Work item: Output all of the records exactly, word for word.

══ Data ══

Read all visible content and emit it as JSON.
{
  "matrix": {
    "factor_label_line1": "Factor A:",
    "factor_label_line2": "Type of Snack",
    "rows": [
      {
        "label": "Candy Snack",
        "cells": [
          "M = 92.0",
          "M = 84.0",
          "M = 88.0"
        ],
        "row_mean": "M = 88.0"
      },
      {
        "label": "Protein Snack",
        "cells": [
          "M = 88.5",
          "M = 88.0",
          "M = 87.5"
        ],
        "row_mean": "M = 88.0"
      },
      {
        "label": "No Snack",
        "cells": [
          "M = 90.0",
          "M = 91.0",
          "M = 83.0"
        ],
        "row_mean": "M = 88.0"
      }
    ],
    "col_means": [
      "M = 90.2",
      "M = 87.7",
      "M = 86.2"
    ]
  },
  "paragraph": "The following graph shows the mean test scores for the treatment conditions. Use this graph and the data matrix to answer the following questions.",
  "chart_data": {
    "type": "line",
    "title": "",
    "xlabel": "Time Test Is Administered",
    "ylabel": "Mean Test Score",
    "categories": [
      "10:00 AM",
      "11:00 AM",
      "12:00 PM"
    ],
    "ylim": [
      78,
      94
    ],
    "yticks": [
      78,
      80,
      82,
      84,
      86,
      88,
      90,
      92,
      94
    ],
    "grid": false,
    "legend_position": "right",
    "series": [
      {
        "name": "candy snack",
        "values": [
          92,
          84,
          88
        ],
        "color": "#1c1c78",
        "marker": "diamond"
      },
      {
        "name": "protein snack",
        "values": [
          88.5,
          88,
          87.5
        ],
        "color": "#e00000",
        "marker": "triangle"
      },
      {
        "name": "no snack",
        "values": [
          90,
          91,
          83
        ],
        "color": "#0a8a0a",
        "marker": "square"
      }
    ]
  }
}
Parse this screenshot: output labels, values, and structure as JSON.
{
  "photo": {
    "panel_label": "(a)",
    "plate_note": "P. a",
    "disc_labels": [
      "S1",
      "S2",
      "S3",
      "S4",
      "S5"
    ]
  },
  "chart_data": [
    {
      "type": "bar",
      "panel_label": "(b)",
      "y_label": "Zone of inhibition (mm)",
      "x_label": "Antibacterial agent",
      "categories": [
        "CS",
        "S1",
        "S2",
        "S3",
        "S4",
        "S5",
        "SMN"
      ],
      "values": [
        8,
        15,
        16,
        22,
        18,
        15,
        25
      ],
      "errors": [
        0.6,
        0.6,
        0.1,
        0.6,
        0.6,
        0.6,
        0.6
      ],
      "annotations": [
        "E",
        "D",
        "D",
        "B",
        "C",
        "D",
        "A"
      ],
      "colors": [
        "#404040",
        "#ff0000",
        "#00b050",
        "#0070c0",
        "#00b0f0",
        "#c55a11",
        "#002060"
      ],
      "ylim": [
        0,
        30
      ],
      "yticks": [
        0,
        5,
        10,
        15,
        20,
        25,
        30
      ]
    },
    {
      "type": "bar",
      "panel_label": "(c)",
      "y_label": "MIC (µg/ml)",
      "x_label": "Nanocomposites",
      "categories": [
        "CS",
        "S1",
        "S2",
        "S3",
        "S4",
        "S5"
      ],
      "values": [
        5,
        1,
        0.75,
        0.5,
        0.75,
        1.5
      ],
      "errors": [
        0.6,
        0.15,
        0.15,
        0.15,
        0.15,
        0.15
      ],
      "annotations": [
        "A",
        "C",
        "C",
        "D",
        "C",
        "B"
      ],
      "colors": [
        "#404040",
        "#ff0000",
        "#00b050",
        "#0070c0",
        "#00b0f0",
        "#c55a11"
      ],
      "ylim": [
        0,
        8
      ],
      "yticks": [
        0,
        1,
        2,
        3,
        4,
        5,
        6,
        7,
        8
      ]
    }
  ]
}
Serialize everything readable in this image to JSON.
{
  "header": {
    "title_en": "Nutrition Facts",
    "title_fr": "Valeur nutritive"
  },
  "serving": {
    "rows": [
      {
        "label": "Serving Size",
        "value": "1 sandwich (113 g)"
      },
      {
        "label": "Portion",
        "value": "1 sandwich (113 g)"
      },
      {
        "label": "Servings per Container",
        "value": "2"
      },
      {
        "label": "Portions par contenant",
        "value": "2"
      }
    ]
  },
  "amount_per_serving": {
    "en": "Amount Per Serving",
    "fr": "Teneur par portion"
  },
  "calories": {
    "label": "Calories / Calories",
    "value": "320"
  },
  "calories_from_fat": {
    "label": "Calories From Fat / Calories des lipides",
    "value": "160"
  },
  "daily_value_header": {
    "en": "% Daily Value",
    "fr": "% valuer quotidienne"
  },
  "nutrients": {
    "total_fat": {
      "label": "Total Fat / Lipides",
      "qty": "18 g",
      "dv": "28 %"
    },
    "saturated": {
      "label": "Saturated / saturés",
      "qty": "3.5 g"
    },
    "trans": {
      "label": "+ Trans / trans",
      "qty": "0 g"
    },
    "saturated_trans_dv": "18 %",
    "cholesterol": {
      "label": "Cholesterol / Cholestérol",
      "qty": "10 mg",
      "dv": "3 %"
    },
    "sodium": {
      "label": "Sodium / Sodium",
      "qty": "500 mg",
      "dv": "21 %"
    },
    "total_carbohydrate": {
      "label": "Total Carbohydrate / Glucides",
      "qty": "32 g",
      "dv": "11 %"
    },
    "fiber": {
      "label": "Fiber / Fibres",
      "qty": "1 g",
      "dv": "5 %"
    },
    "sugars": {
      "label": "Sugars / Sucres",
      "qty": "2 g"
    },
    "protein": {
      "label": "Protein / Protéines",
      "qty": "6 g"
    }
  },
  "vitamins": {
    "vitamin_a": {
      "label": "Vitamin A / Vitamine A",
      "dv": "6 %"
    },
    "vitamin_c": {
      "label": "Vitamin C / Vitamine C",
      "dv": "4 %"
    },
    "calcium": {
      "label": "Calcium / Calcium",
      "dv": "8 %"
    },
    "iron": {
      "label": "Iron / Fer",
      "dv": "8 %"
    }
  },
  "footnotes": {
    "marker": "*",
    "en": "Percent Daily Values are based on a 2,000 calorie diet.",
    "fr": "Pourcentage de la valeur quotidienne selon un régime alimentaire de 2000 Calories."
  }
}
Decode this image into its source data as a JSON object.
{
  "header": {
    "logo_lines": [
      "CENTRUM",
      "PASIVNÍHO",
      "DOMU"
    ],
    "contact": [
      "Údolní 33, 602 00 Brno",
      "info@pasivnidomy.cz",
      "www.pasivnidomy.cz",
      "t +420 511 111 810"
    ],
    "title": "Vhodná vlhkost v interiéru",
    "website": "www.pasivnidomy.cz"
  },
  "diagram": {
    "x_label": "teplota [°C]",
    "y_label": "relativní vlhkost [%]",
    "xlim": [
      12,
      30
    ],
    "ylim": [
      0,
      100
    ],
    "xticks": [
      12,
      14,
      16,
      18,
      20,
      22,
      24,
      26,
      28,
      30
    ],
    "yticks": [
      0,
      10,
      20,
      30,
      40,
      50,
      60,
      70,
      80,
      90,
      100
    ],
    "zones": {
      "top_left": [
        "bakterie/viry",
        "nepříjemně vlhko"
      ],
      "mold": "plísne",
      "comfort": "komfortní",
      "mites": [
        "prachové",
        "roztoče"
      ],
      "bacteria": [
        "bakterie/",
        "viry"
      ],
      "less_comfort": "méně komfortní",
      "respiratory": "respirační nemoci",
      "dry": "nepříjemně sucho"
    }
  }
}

═══

Response for this exercise:
Read all visible content and emit it as JSON.
{
  "matrix": {
    "factor_label_line1": "Factor A:",
    "factor_label_line2": "Type of Snack",
    "rows": [
      {
        "label": "Candy Snack",
        "cells": [
          "M = 92.0",
          "M = 84.0",
          "M = 88.0"
        ],
        "row_mean": "M = 88.0"
      },
      {
        "label": "Protein Snack",
        "cells": [
          "M = 88.5",
          "M = 88.0",
          "M = 87.5"
        ],
        "row_mean": "M = 88.0"
      },
      {
        "label": "No Snack",
        "cells": [
          "M = 90.0",
          "M = 91.0",
          "M = 83.0"
        ],
        "row_mean": "M = 88.0"
      }
    ],
    "col_means": [
      "M = 90.2",
      "M = 87.7",
      "M = 86.2"
    ]
  },
  "paragraph": "The following graph shows the mean test scores for the treatment conditions. Use this graph and the data matrix to answer the following questions.",
  "chart_data": {
    "type": "line",
    "title": "",
    "xlabel": "Time Test Is Administered",
    "ylabel": "Mean Test Score",
    "categories": [
      "10:00 AM",
      "11:00 AM",
      "12:00 PM"
    ],
    "ylim": [
      78,
      94
    ],
    "yticks": [
      78,
      80,
      82,
      84,
      86,
      88,
      90,
      92,
      94
    ],
    "grid": false,
    "legend_position": "right",
    "series": [
      {
        "name": "candy snack",
        "values": [
          92,
          84,
          88
        ],
        "color": "#1c1c78",
        "marker": "diamond"
      },
      {
        "name": "protein snack",
        "values": [
          88.5,
          88,
          87.5
        ],
        "color": "#e00000",
        "marker": "triangle"
      },
      {
        "name": "no snack",
        "values": [
          90,
          91,
          83
        ],
        "color": "#0a8a0a",
        "marker": "square"
      }
    ]
  }
}
Parse this screenshot: output labels, values, and structure as JSON.
{
  "photo": {
    "panel_label": "(a)",
    "plate_note": "P. a",
    "disc_labels": [
      "S1",
      "S2",
      "S3",
      "S4",
      "S5"
    ]
  },
  "chart_data": [
    {
      "type": "bar",
      "panel_label": "(b)",
      "y_label": "Zone of inhibition (mm)",
      "x_label": "Antibacterial agent",
      "categories": [
        "CS",
        "S1",
        "S2",
        "S3",
        "S4",
        "S5",
        "SMN"
      ],
      "values": [
        8,
        15,
        16,
        22,
        18,
        15,
        25
      ],
      "errors": [
        0.6,
        0.6,
        0.1,
        0.6,
        0.6,
        0.6,
        0.6
      ],
      "annotations": [
        "E",
        "D",
        "D",
        "B",
        "C",
        "D",
        "A"
      ],
      "colors": [
        "#404040",
        "#ff0000",
        "#00b050",
        "#0070c0",
        "#00b0f0",
        "#c55a11",
        "#002060"
      ],
      "ylim": [
        0,
        30
      ],
      "yticks": [
        0,
        5,
        10,
        15,
        20,
        25,
        30
      ]
    },
    {
      "type": "bar",
      "panel_label": "(c)",
      "y_label": "MIC (µg/ml)",
      "x_label": "Nanocomposites",
      "categories": [
        "CS",
        "S1",
        "S2",
        "S3",
        "S4",
        "S5"
      ],
      "values": [
        5,
        1,
        0.75,
        0.5,
        0.75,
        1.5
      ],
      "errors": [
        0.6,
        0.15,
        0.15,
        0.15,
        0.15,
        0.15
      ],
      "annotations": [
        "A",
        "C",
        "C",
        "D",
        "C",
        "B"
      ],
      "colors": [
        "#404040",
        "#ff0000",
        "#00b050",
        "#0070c0",
        "#00b0f0",
        "#c55a11"
      ],
      "ylim": [
        0,
        8
      ],
      "yticks": [
        0,
        1,
        2,
        3,
        4,
        5,
        6,
        7,
        8
      ]
    }
  ]
}
Serialize everything readable in this image to JSON.
{
  "header": {
    "title_en": "Nutrition Facts",
    "title_fr": "Valeur nutritive"
  },
  "serving": {
    "rows": [
      {
        "label": "Serving Size",
        "value": "1 sandwich (113 g)"
      },
      {
        "label": "Portion",
        "value": "1 sandwich (113 g)"
      },
      {
        "label": "Servings per Container",
        "value": "2"
      },
      {
        "label": "Portions par contenant",
        "value": "2"
      }
    ]
  },
  "amount_per_serving": {
    "en": "Amount Per Serving",
    "fr": "Teneur par portion"
  },
  "calories": {
    "label": "Calories / Calories",
    "value": "320"
  },
  "calories_from_fat": {
    "label": "Calories From Fat / Calories des lipides",
    "value": "160"
  },
  "daily_value_header": {
    "en": "% Daily Value",
    "fr": "% valuer quotidienne"
  },
  "nutrients": {
    "total_fat": {
      "label": "Total Fat / Lipides",
      "qty": "18 g",
      "dv": "28 %"
    },
    "saturated": {
      "label": "Saturated / saturés",
      "qty": "3.5 g"
    },
    "trans": {
      "label": "+ Trans / trans",
      "qty": "0 g"
    },
    "saturated_trans_dv": "18 %",
    "cholesterol": {
      "label": "Cholesterol / Cholestérol",
      "qty": "10 mg",
      "dv": "3 %"
    },
    "sodium": {
      "label": "Sodium / Sodium",
      "qty": "500 mg",
      "dv": "21 %"
    },
    "total_carbohydrate": {
      "label": "Total Carbohydrate / Glucides",
      "qty": "32 g",
      "dv": "11 %"
    },
    "fiber": {
      "label": "Fiber / Fibres",
      "qty": "1 g",
      "dv": "5 %"
    },
    "sugars": {
      "label": "Sugars / Sucres",
      "qty": "2 g"
    },
    "protein": {
      "label": "Protein / Protéines",
      "qty": "6 g"
    }
  },
  "vitamins": {
    "vitamin_a": {
      "label": "Vitamin A / Vitamine A",
      "dv": "6 %"
    },
    "vitamin_c": {
      "label": "Vitamin C / Vitamine C",
      "dv": "4 %"
    },
    "calcium": {
      "label": "Calcium / Calcium",
      "dv": "8 %"
    },
    "iron": {
      "label": "Iron / Fer",
      "dv": "8 %"
    }
  },
  "footnotes": {
    "marker": "*",
    "en": "Percent Daily Values are based on a 2,000 calorie diet.",
    "fr": "Pourcentage de la valeur quotidienne selon un régime alimentaire de 2000 Calories."
  }
}
Decode this image into its source data as a JSON object.
{
  "header": {
    "logo_lines": [
      "CENTRUM",
      "PASIVNÍHO",
      "DOMU"
    ],
    "contact": [
      "Údolní 33, 602 00 Brno",
      "info@pasivnidomy.cz",
      "www.pasivnidomy.cz",
      "t +420 511 111 810"
    ],
    "title": "Vhodná vlhkost v interiéru",
    "website": "www.pasivnidomy.cz"
  },
  "diagram": {
    "x_label": "teplota [°C]",
    "y_label": "relativní vlhkost [%]",
    "xlim": [
      12,
      30
    ],
    "ylim": [
      0,
      100
    ],
    "xticks": [
      12,
      14,
      16,
      18,
      20,
      22,
      24,
      26,
      28,
      30
    ],
    "yticks": [
      0,
      10,
      20,
      30,
      40,
      50,
      60,
      70,
      80,
      90,
      100
    ],
    "zones": {
      "top_left": [
        "bakterie/viry",
        "nepříjemně vlhko"
      ],
      "mold": "plísne",
      "comfort": "komfortní",
      "mites": [
        "prachové",
        "roztoče"
      ],
      "bacteria": [
        "bakterie/",
        "viry"
      ],
      "less_comfort": "méně komfortní",
      "respiratory": "respirační nemoci",
      "dry": "nepříjemně sucho"
    }
  }
}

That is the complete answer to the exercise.